━━━━━ Textauszug ━━━━━

Auf trockenen Gräsern
Nach innen geht bei Nuri Bilge Ceylan immer schon der geheimnisvolle Weg, als wäre die deutsche Romantik eine anatolische Erfindung. Sei es ein langsamer Krimi wie »Once Upon a Time in Anatolia« (2011) oder ein Konversationsdrama wie der Cannes-Gewinner »Winterschlaf« (2014): Der türkische Autorenfilmer und Verehrer Caspar David Friedrichs spannt die Weiten seiner kargen Landschaften vor allem zu Beginn gerne ins Unermessliche auf, bis man sich und den Figuren einen Rückzugsort wünscht, einen bergenden Raum.
Den gibt es dann auch zuverlässig. Manchmal sind es rückständige Büros örtlicher Behörden, meist aber ärmliche, spärlich beleuchtete Wohnhöhlen mit Häkeldecken und dampfendem Tee. Die Zeit scheint darin stehen zu bleiben, und doch verfliegt sie beim Zuschauen, weil sich Gespräche darin ereignen, wie sie nur in Ausnahmezuständen der Konzentration möglich sind: wenn Menschen nicht nach draußen können, weil dort ein Schneesturm tobt oder eine Pandemie; wenn sie miteinander und mit sich selbst klarkommen müssen, für Stunden oder für immer. So entsteht ein Flow der gemeinsam erkämpften Bedeutungen.
Winzig, ein Strich in der Landschaft, ist der Istanbuler Kunstlehrer Samet (Deniz Celiloğlu) zu Beginn: Widerwillig stapft er auf ein eingeschneites Dorf zu, in dem er noch den Rest seines vierjährigen Pflichtdienstes ableisten muss. Scheinbar freundlich wird er aufgenommen, überall wird er zum Tee genötigt, selbst aus dem Lautsprecher eines gepanzerten Militärfahrzeugs erschallt eine Einladung zum Heißgetränk. Doch etwas Bedrohliches sickert durch die Gespräche im Lehrerzimmer, in der Cafeteria, beim alten Tierarzt. Geschichten von erschossenen Hunden kursieren, von Blutrache und verschwundenen Menschen.
Es ist gerade die Suche nach dem Bedeutsamen, der bei Ceylan immer etwas Lächerliches anhaftet
In einem unheimlichen Sog zieht Ceylan den Fokus immer enger, nach innen, während das Draußen aber präsent bleibt als Brausen hinterm Fensterglas, als schwarze, wehende Nacht. Man muss hier ausharren, mit den Figuren, im Film. Ceylan-Filme wollen im Kino gesehen werden, im Dunkeln.

━━━━━ Angezeigte Daten ━━━━━

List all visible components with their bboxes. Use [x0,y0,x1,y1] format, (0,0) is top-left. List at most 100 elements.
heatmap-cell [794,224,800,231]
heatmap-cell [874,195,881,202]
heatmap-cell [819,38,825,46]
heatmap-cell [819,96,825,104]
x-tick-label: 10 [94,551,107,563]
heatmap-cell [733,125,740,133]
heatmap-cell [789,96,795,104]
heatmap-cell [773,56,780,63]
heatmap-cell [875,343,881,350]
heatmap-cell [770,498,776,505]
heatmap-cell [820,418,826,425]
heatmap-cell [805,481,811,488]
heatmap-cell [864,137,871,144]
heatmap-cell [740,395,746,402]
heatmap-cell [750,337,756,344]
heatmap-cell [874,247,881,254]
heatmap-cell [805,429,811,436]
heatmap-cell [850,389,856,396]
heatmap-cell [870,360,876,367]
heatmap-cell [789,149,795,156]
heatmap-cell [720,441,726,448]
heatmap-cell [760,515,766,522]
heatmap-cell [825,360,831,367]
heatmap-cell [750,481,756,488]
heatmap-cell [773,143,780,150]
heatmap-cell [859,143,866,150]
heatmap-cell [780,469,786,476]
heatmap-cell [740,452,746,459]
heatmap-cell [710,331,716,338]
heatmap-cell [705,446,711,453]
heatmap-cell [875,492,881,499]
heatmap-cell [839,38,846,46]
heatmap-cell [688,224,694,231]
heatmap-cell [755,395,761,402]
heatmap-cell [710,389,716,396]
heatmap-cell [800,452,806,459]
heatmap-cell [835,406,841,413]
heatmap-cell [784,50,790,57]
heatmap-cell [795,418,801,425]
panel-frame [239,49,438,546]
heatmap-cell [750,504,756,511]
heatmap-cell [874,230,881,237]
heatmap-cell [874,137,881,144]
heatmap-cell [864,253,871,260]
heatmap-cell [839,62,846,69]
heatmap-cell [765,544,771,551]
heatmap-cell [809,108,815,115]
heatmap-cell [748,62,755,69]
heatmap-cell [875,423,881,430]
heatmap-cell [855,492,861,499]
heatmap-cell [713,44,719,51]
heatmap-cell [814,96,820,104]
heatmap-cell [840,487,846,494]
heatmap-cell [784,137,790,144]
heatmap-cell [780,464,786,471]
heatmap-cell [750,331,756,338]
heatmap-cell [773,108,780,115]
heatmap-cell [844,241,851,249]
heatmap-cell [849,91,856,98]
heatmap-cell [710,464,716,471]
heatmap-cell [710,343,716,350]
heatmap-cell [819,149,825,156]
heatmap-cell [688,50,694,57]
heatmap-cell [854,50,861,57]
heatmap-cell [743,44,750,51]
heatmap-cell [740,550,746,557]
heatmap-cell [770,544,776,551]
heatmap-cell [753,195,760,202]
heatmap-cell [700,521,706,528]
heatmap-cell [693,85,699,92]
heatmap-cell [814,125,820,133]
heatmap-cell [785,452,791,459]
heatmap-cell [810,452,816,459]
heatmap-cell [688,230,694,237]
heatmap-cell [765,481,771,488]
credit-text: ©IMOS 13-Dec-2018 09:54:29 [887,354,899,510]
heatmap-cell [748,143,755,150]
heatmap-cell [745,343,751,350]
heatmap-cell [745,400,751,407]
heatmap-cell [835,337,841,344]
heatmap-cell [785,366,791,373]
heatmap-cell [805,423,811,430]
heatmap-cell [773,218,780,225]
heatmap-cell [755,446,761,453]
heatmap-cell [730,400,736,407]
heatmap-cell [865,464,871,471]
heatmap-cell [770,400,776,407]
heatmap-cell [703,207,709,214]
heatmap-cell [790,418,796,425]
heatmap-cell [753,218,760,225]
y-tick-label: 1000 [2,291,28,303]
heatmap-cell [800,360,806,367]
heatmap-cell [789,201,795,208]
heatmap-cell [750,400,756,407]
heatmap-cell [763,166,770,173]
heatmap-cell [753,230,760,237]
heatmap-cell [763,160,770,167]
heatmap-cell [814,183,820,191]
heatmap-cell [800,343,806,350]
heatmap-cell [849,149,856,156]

━━━━━

Aufgabe 1 - Fassen Sie den Textauszug über die Filme von Nuri Bilge Ceylan in zwei Sätzen zusammen.
Aufgabe 2 - Schreiben Sie die Fortsetzung des Textauszugs über Ceylans Filme im Anschluss an dessen letzten Satz.
Die Daten stammen aus einer anderen Quelle als der Textauszug.

Antwort 1 - Ceylan spannt in seinen Filmen zu Beginn gern die Weite karger Landschaften auf und führt dann zuverlässig in enge, spärlich beleuchtete Räume, in denen sich Gespräche in einem Zustand äußerster Konzentration ereignen. Im Film stapft der Istanbuler Kunstlehrer Samet in ein eingeschneites Dorf, um dort den Rest seines Pflichtdienstes abzuleisten, und wird scheinbar freundlich aufgenommen, während durch die Gespräche Bedrohliches sickert, etwa Geschichten von Blutrache und verschwundenen Menschen.

Antwort 2 -
Als ausgerechnet Samets Lieblingsschülerin Sevim (Ece Bağcı) ihn des unangemessenen Verhaltens bezichtigt, wird das Bedrohliche konkret und entlarvt erstmals seine arrogante Selbstbezüglichkeit. Doch Ceylans Dramaturgie zielt nicht auf Konflikt und Auflösung. Statt wie Ilker Çatak in »Das Lehrerzimmer« detektivisch vorzugehen, lässt er diesen Strang bald fallen und widmet sich stattdessen Samets Innenwelt. Von Weltoffenheit ist da bald nicht mehr viel zu spüren. Gereizt brüllt er im Kunstunterricht herum, dass es sinnlos sei, der Klasse etwas über Perspektive und Horizont zu erzählen, schließlich würde später sowieso keiner von ihnen von Kunst leben, sondern vom Kartoffelanbau für die Reichen.
Und dann biegt der Film fast in die Möglichkeit einer Dreiecksgeschichte wie »Jules und Jim« ab. Die KolleginNuray (Merve Dizdar), eine Feministin aus Ankara, hat bei einem Attentat ein Bein verloren und versucht jetzt in der Provinz ein neues Leben aufzubauen. Sie freundet sich mit Samet und dessen Mitbewohner Kenan (Musab Ekici) an. Der intensive Schlagabtausch zwischen Samet und Nuray wird zum Höhepunkt des Films: Bei Pasta und Wein hält sie ihm vor, die Verhältnisse nur zu beklagen, statt zu handeln.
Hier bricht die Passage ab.